Collected data:
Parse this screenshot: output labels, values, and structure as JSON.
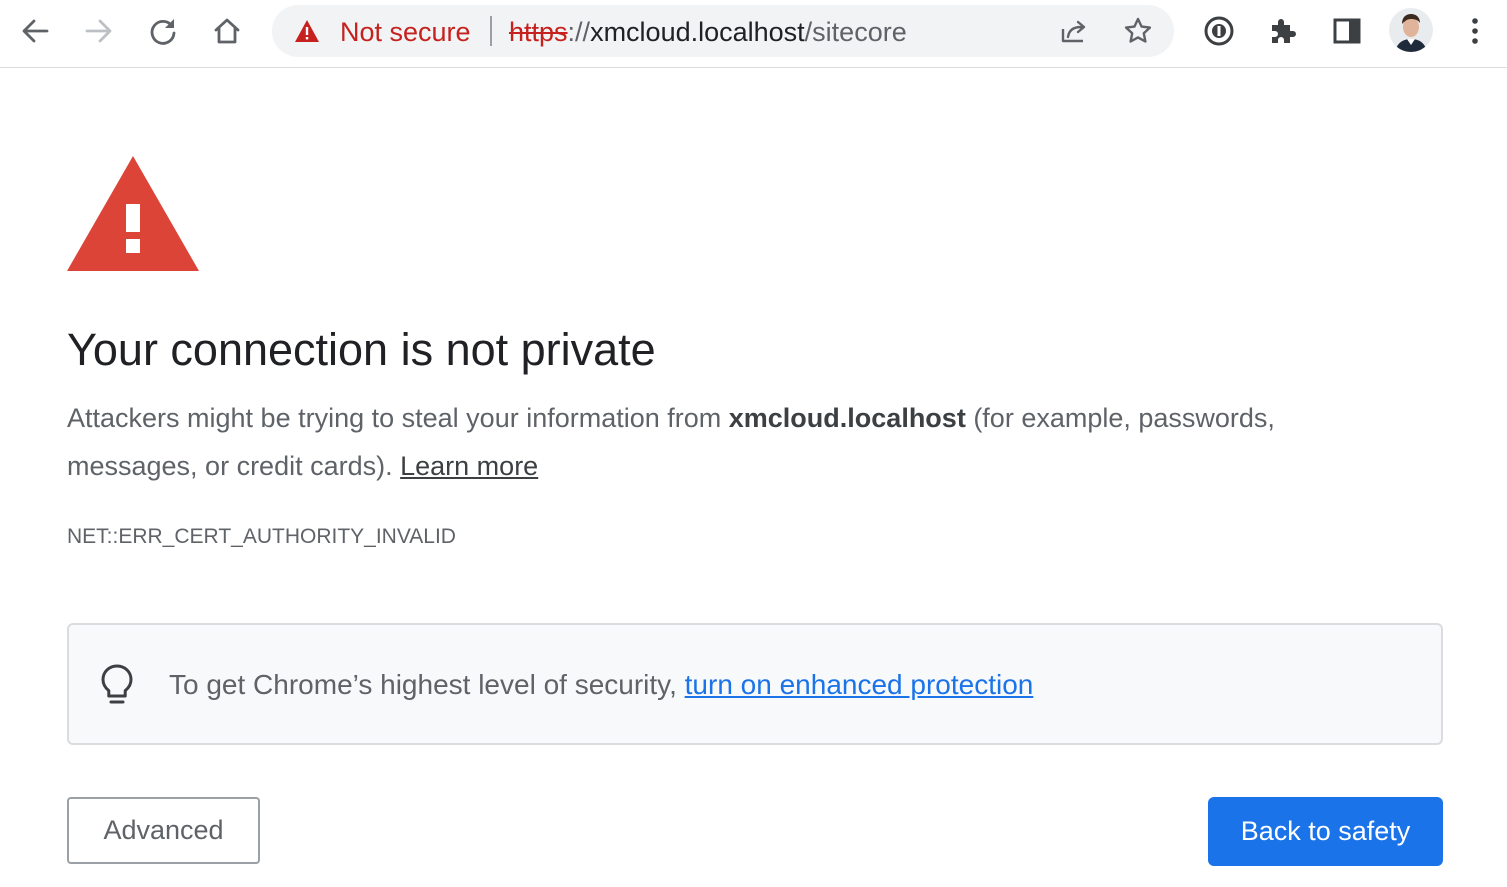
{
  "toolbar": {
    "back_icon": "arrow-back-icon",
    "forward_icon": "arrow-forward-icon",
    "reload_icon": "reload-icon",
    "home_icon": "home-icon",
    "security_status": "Not secure",
    "url": {
      "scheme": "https",
      "separator": "://",
      "host": "xmcloud.localhost",
      "path": "/sitecore"
    },
    "share_icon": "share-icon",
    "bookmark_icon": "star-icon",
    "extension_icons": [
      "password-manager-icon",
      "puzzle-extensions-icon",
      "side-panel-icon"
    ],
    "menu_icon": "kebab-menu-icon"
  },
  "interstitial": {
    "heading": "Your connection is not private",
    "explanation_pre": "Attackers might be trying to steal your information from ",
    "explanation_host": "xmcloud.localhost",
    "explanation_post": " (for example, passwords, messages, or credit cards). ",
    "learn_more": "Learn more",
    "error_code": "NET::ERR_CERT_AUTHORITY_INVALID",
    "promo_text": "To get Chrome’s highest level of security, ",
    "promo_link": "turn on enhanced protection",
    "advanced_button": "Advanced",
    "back_button": "Back to safety"
  },
  "colors": {
    "danger": "#c5221f",
    "warning_triangle": "#db4437",
    "primary_blue": "#1a73e8",
    "omnibox_bg": "#f1f3f4",
    "promo_bg": "#f8f9fa"
  }
}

[WRITTEN EXERCISE]
Pictures are to be left out; repeat all the remaining data exactly.

[COMPLETED TASK]
Parse this screenshot: output labels, values, and structure as JSON.
{
  "toolbar": {
    "back_icon": "arrow-back-icon",
    "forward_icon": "arrow-forward-icon",
    "reload_icon": "reload-icon",
    "home_icon": "home-icon",
    "security_status": "Not secure",
    "url": {
      "scheme": "https",
      "separator": "://",
      "host": "xmcloud.localhost",
      "path": "/sitecore"
    },
    "share_icon": "share-icon",
    "bookmark_icon": "star-icon",
    "extension_icons": [
      "password-manager-icon",
      "puzzle-extensions-icon",
      "side-panel-icon"
    ],
    "menu_icon": "kebab-menu-icon"
  },
  "interstitial": {
    "heading": "Your connection is not private",
    "explanation_pre": "Attackers might be trying to steal your information from ",
    "explanation_host": "xmcloud.localhost",
    "explanation_post": " (for example, passwords, messages, or credit cards). ",
    "learn_more": "Learn more",
    "error_code": "NET::ERR_CERT_AUTHORITY_INVALID",
    "promo_text": "To get Chrome’s highest level of security, ",
    "promo_link": "turn on enhanced protection",
    "advanced_button": "Advanced",
    "back_button": "Back to safety"
  },
  "colors": {
    "danger": "#c5221f",
    "warning_triangle": "#db4437",
    "primary_blue": "#1a73e8",
    "omnibox_bg": "#f1f3f4",
    "promo_bg": "#f8f9fa"
  }
}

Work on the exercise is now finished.